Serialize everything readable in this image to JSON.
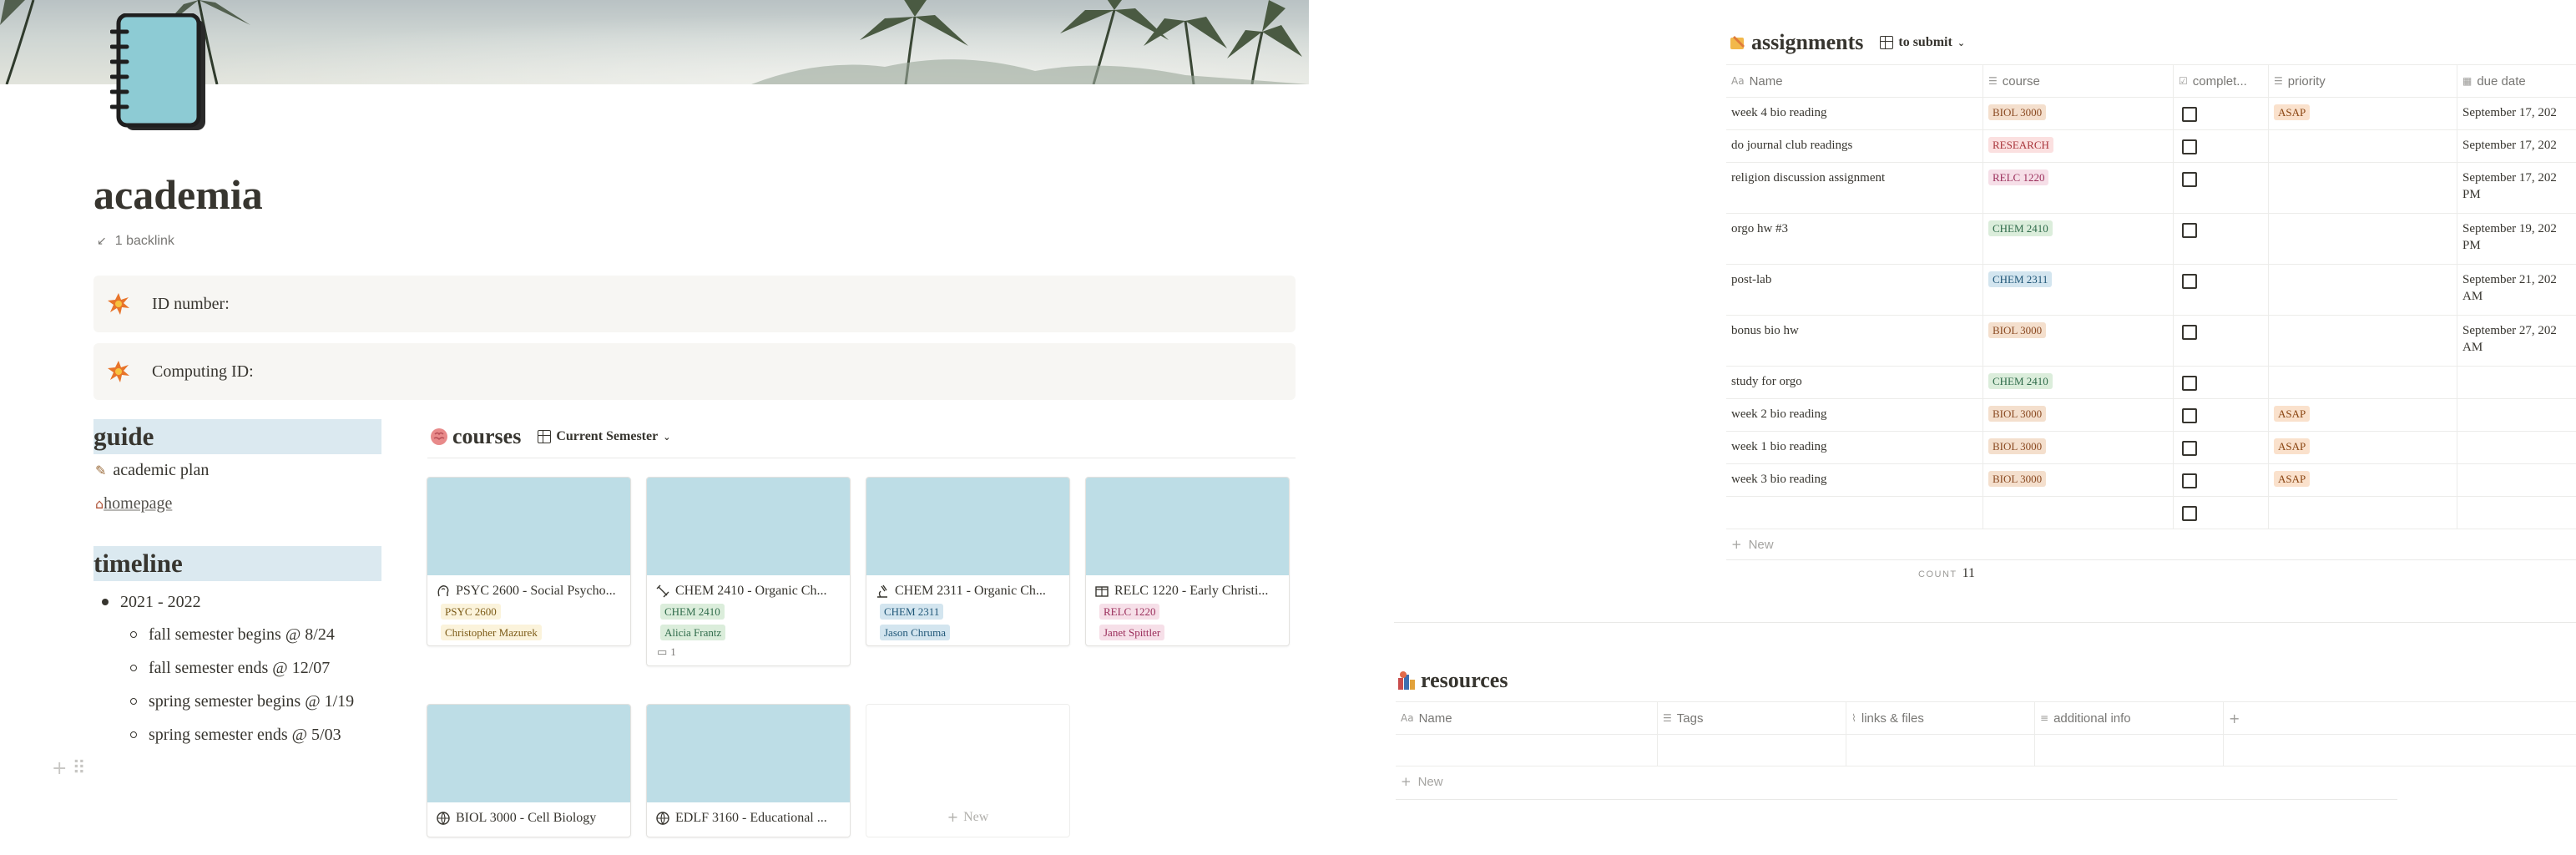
{
  "page": {
    "title": "academia",
    "backlinks": "1 backlink"
  },
  "callouts": [
    {
      "label": "ID number:"
    },
    {
      "label": "Computing ID:"
    }
  ],
  "guide": {
    "heading": "guide",
    "links": [
      {
        "label": "academic plan"
      },
      {
        "label": "homepage"
      }
    ]
  },
  "timeline": {
    "heading": "timeline",
    "year": "2021 - 2022",
    "items": [
      "fall semester begins @ 8/24",
      "fall semester ends @ 12/07",
      "spring semester begins @ 1/19",
      "spring semester ends @ 5/03"
    ]
  },
  "courses": {
    "title": "courses",
    "view": "Current Semester",
    "new_label": "New",
    "cards": [
      {
        "title": "PSYC 2600 - Social Psycho...",
        "code": "PSYC 2600",
        "prof": "Christopher Mazurek",
        "code_color": "yel",
        "prof_color": "yel",
        "icon": "brain-icon"
      },
      {
        "title": "CHEM 2410 - Organic Ch...",
        "code": "CHEM 2410",
        "prof": "Alicia Frantz",
        "code_color": "green",
        "prof_color": "green",
        "icon": "flask-icon",
        "comments": "1"
      },
      {
        "title": "CHEM 2311 - Organic Ch...",
        "code": "CHEM 2311",
        "prof": "Jason Chruma",
        "code_color": "blue",
        "prof_color": "blue",
        "icon": "microscope-icon"
      },
      {
        "title": "RELC 1220 - Early Christi...",
        "code": "RELC 1220",
        "prof": "Janet Spittler",
        "code_color": "pink",
        "prof_color": "pink",
        "icon": "book-icon"
      },
      {
        "title": "BIOL 3000 - Cell Biology",
        "icon": "globe-icon"
      },
      {
        "title": "EDLF 3160 - Educational ...",
        "icon": "globe-icon"
      }
    ]
  },
  "assignments": {
    "title": "assignments",
    "view": "to submit",
    "columns": [
      "Name",
      "course",
      "complet...",
      "priority",
      "due date"
    ],
    "rows": [
      {
        "name": "week 4 bio reading",
        "course": "BIOL 3000",
        "course_color": "brown",
        "priority": "ASAP",
        "due": "September 17, 202"
      },
      {
        "name": "do journal club readings",
        "course": "RESEARCH",
        "course_color": "red",
        "priority": "",
        "due": "September 17, 202"
      },
      {
        "name": "religion discussion assignment",
        "course": "RELC 1220",
        "course_color": "pink",
        "priority": "",
        "due": "September 17, 202",
        "due2": "PM"
      },
      {
        "name": "orgo hw #3",
        "course": "CHEM 2410",
        "course_color": "green",
        "priority": "",
        "due": "September 19, 202",
        "due2": "PM"
      },
      {
        "name": "post-lab",
        "course": "CHEM 2311",
        "course_color": "blue",
        "priority": "",
        "due": "September 21, 202",
        "due2": "AM"
      },
      {
        "name": "bonus bio hw",
        "course": "BIOL 3000",
        "course_color": "brown",
        "priority": "",
        "due": "September 27, 202",
        "due2": "AM"
      },
      {
        "name": "study for orgo",
        "course": "CHEM 2410",
        "course_color": "green",
        "priority": "",
        "due": ""
      },
      {
        "name": "week 2 bio reading",
        "course": "BIOL 3000",
        "course_color": "brown",
        "priority": "ASAP",
        "due": ""
      },
      {
        "name": "week 1 bio reading",
        "course": "BIOL 3000",
        "course_color": "brown",
        "priority": "ASAP",
        "due": ""
      },
      {
        "name": "week 3 bio reading",
        "course": "BIOL 3000",
        "course_color": "brown",
        "priority": "ASAP",
        "due": ""
      },
      {
        "name": "",
        "course": "",
        "course_color": "",
        "priority": "",
        "due": ""
      }
    ],
    "new_label": "New",
    "count_label": "COUNT",
    "count_value": "11"
  },
  "resources": {
    "title": "resources",
    "columns": [
      "Name",
      "Tags",
      "links & files",
      "additional info"
    ],
    "add_column": "+",
    "new_label": "New"
  }
}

STATED GOAL>
Without the pictures, restate all the entries above exactly.

RESPONSE>
Serialize everything readable in this image to JSON.
{
  "page": {
    "title": "academia",
    "backlinks": "1 backlink"
  },
  "callouts": [
    {
      "label": "ID number:"
    },
    {
      "label": "Computing ID:"
    }
  ],
  "guide": {
    "heading": "guide",
    "links": [
      {
        "label": "academic plan"
      },
      {
        "label": "homepage"
      }
    ]
  },
  "timeline": {
    "heading": "timeline",
    "year": "2021 - 2022",
    "items": [
      "fall semester begins @ 8/24",
      "fall semester ends @ 12/07",
      "spring semester begins @ 1/19",
      "spring semester ends @ 5/03"
    ]
  },
  "courses": {
    "title": "courses",
    "view": "Current Semester",
    "new_label": "New",
    "cards": [
      {
        "title": "PSYC 2600 - Social Psycho...",
        "code": "PSYC 2600",
        "prof": "Christopher Mazurek",
        "code_color": "yel",
        "prof_color": "yel",
        "icon": "brain-icon"
      },
      {
        "title": "CHEM 2410 - Organic Ch...",
        "code": "CHEM 2410",
        "prof": "Alicia Frantz",
        "code_color": "green",
        "prof_color": "green",
        "icon": "flask-icon",
        "comments": "1"
      },
      {
        "title": "CHEM 2311 - Organic Ch...",
        "code": "CHEM 2311",
        "prof": "Jason Chruma",
        "code_color": "blue",
        "prof_color": "blue",
        "icon": "microscope-icon"
      },
      {
        "title": "RELC 1220 - Early Christi...",
        "code": "RELC 1220",
        "prof": "Janet Spittler",
        "code_color": "pink",
        "prof_color": "pink",
        "icon": "book-icon"
      },
      {
        "title": "BIOL 3000 - Cell Biology",
        "icon": "globe-icon"
      },
      {
        "title": "EDLF 3160 - Educational ...",
        "icon": "globe-icon"
      }
    ]
  },
  "assignments": {
    "title": "assignments",
    "view": "to submit",
    "columns": [
      "Name",
      "course",
      "complet...",
      "priority",
      "due date"
    ],
    "rows": [
      {
        "name": "week 4 bio reading",
        "course": "BIOL 3000",
        "course_color": "brown",
        "priority": "ASAP",
        "due": "September 17, 202"
      },
      {
        "name": "do journal club readings",
        "course": "RESEARCH",
        "course_color": "red",
        "priority": "",
        "due": "September 17, 202"
      },
      {
        "name": "religion discussion assignment",
        "course": "RELC 1220",
        "course_color": "pink",
        "priority": "",
        "due": "September 17, 202",
        "due2": "PM"
      },
      {
        "name": "orgo hw #3",
        "course": "CHEM 2410",
        "course_color": "green",
        "priority": "",
        "due": "September 19, 202",
        "due2": "PM"
      },
      {
        "name": "post-lab",
        "course": "CHEM 2311",
        "course_color": "blue",
        "priority": "",
        "due": "September 21, 202",
        "due2": "AM"
      },
      {
        "name": "bonus bio hw",
        "course": "BIOL 3000",
        "course_color": "brown",
        "priority": "",
        "due": "September 27, 202",
        "due2": "AM"
      },
      {
        "name": "study for orgo",
        "course": "CHEM 2410",
        "course_color": "green",
        "priority": "",
        "due": ""
      },
      {
        "name": "week 2 bio reading",
        "course": "BIOL 3000",
        "course_color": "brown",
        "priority": "ASAP",
        "due": ""
      },
      {
        "name": "week 1 bio reading",
        "course": "BIOL 3000",
        "course_color": "brown",
        "priority": "ASAP",
        "due": ""
      },
      {
        "name": "week 3 bio reading",
        "course": "BIOL 3000",
        "course_color": "brown",
        "priority": "ASAP",
        "due": ""
      },
      {
        "name": "",
        "course": "",
        "course_color": "",
        "priority": "",
        "due": ""
      }
    ],
    "new_label": "New",
    "count_label": "COUNT",
    "count_value": "11"
  },
  "resources": {
    "title": "resources",
    "columns": [
      "Name",
      "Tags",
      "links & files",
      "additional info"
    ],
    "add_column": "+",
    "new_label": "New"
  }
}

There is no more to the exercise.